=== Written instruction ===
Search the data for the string "into" and extract every line where it appears.

Source records:
......

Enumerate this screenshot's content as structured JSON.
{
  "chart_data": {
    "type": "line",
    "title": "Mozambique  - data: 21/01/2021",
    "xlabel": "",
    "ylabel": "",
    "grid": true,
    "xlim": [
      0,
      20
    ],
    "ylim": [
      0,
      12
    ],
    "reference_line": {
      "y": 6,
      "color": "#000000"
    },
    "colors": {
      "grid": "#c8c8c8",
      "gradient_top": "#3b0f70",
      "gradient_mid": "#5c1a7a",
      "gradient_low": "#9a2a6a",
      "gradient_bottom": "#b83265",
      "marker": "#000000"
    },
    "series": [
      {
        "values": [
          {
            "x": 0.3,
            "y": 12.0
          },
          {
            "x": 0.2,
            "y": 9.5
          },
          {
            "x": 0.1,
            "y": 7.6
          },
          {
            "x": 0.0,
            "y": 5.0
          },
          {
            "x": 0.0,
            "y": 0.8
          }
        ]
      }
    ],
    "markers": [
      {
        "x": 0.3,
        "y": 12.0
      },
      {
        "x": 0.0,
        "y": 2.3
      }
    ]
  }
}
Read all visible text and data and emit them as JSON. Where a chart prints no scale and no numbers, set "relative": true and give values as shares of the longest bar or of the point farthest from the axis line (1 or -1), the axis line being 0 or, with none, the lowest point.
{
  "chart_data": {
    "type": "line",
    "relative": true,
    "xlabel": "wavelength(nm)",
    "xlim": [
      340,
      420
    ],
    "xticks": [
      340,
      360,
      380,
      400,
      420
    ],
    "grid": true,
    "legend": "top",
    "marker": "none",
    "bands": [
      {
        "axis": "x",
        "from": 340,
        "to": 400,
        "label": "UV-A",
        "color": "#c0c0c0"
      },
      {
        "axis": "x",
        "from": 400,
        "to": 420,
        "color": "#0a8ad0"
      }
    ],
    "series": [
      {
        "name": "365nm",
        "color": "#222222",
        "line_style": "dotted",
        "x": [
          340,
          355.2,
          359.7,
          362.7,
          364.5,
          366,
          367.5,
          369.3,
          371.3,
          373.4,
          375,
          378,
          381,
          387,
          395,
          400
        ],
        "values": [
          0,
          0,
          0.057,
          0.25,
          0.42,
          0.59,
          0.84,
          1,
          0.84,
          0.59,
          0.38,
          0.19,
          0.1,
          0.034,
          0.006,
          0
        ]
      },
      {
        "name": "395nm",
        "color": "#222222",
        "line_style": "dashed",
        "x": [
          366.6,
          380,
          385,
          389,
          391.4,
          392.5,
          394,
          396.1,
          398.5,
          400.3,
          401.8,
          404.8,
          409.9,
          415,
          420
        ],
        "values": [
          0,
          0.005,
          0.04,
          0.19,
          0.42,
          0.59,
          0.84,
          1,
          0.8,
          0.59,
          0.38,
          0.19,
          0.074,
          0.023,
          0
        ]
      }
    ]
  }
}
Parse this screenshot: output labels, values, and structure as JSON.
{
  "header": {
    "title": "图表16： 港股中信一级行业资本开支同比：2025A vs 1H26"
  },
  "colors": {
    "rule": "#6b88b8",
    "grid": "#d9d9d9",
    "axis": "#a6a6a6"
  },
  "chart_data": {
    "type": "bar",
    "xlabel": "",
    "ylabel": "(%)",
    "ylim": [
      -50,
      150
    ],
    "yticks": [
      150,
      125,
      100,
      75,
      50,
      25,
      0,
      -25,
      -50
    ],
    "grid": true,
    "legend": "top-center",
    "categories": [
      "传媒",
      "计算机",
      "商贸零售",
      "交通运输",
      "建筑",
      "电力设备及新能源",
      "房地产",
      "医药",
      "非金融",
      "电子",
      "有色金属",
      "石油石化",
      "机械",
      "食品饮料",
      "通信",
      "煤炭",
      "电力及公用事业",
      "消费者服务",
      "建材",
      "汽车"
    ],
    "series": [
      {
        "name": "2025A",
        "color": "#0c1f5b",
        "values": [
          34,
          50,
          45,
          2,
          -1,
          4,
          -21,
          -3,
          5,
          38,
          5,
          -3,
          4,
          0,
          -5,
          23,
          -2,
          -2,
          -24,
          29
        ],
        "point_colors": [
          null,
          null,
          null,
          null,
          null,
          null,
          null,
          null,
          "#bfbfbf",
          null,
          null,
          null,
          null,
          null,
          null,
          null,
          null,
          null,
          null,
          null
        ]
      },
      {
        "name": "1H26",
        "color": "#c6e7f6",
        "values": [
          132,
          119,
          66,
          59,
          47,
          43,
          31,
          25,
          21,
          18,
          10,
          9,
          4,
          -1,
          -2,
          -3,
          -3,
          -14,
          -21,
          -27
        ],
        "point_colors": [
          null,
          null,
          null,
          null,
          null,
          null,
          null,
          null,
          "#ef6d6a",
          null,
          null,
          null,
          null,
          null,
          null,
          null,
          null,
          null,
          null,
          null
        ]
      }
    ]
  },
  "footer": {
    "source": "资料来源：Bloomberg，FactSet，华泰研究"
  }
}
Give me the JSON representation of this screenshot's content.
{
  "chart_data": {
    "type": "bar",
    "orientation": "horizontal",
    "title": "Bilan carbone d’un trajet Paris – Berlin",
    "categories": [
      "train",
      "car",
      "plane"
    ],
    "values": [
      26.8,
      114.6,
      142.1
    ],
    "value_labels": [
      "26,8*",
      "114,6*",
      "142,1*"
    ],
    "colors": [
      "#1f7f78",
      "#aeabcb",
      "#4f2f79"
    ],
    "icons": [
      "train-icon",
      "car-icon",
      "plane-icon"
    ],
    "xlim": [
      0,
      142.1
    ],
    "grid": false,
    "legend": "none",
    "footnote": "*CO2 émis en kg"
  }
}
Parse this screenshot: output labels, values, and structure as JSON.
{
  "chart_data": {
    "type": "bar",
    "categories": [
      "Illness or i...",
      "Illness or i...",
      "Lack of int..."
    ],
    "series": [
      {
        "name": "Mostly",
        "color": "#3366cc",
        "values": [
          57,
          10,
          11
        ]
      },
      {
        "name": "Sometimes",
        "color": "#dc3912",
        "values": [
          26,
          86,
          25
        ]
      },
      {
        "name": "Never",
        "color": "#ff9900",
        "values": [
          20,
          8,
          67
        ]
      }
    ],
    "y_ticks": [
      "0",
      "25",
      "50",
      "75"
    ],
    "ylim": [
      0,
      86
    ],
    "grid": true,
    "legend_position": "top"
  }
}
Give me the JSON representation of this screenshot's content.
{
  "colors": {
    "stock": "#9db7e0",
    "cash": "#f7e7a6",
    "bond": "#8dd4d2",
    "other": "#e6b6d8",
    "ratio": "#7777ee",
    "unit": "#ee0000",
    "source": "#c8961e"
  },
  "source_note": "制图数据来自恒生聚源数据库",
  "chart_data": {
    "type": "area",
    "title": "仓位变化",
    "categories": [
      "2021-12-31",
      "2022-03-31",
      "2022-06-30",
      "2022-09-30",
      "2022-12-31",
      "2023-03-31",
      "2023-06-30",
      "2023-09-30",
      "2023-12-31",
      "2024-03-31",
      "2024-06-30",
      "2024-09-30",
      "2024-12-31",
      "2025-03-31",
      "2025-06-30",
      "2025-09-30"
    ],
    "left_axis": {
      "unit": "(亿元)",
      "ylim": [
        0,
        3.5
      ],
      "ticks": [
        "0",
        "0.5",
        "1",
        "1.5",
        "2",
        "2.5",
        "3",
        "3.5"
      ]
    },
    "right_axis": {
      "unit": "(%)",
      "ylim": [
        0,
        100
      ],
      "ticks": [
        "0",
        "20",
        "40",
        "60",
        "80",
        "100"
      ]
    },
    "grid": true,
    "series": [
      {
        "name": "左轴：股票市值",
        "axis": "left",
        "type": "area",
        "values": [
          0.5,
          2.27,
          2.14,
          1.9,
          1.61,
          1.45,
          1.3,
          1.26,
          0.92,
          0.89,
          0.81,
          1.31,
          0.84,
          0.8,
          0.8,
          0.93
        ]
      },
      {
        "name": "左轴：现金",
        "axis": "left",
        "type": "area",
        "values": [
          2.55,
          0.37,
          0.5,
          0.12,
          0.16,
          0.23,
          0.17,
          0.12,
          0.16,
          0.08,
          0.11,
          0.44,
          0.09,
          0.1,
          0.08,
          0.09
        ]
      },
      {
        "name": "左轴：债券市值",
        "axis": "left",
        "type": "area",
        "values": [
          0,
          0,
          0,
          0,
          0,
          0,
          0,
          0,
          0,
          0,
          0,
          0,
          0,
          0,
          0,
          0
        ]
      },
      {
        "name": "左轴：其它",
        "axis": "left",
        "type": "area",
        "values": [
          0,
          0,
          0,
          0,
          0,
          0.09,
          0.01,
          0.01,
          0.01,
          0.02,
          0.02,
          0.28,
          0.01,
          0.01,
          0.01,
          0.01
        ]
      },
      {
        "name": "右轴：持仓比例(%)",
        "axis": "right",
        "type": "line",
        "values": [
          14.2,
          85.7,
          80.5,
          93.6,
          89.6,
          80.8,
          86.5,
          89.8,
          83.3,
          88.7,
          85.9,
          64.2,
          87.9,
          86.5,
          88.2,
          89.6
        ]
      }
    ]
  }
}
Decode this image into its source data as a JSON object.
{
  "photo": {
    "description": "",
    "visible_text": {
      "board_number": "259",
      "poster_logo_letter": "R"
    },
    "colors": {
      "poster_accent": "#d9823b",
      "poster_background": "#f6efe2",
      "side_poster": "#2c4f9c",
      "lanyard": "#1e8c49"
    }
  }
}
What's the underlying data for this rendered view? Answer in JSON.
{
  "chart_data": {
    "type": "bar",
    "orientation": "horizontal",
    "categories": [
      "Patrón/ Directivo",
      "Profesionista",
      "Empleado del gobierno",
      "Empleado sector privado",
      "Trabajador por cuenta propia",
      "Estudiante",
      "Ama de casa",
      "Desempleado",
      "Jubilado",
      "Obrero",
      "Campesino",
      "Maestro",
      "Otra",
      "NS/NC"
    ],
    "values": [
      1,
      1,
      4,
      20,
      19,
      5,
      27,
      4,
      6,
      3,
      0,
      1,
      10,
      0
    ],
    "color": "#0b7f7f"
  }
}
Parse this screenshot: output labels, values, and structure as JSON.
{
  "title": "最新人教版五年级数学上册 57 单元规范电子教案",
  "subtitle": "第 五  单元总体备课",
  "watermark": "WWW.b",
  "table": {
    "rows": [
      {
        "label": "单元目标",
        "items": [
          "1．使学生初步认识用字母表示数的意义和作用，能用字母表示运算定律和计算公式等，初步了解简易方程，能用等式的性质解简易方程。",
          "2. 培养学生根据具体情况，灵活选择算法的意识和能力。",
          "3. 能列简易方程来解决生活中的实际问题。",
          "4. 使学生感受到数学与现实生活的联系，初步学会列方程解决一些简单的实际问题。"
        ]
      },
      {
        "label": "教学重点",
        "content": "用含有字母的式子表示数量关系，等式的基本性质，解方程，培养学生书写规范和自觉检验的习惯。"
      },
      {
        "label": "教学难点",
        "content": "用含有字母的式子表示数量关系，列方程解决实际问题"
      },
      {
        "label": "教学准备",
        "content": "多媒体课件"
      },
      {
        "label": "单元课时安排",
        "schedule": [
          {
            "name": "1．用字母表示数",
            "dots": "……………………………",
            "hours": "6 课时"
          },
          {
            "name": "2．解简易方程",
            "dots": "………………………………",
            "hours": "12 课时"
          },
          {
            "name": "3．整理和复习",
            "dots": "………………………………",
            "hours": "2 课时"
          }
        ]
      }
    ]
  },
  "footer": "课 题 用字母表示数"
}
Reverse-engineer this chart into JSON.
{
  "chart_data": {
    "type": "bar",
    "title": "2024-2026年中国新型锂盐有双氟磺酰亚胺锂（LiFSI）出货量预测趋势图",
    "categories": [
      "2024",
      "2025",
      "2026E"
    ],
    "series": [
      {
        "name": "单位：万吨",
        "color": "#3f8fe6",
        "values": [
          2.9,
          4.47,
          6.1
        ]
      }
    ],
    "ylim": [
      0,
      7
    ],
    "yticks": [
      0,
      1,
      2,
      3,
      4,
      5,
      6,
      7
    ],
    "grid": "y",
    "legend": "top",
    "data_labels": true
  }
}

......

=== Exercise output ===
Decode this image into its source data as a JSON object.
Reverse-engineer this chart into JSON.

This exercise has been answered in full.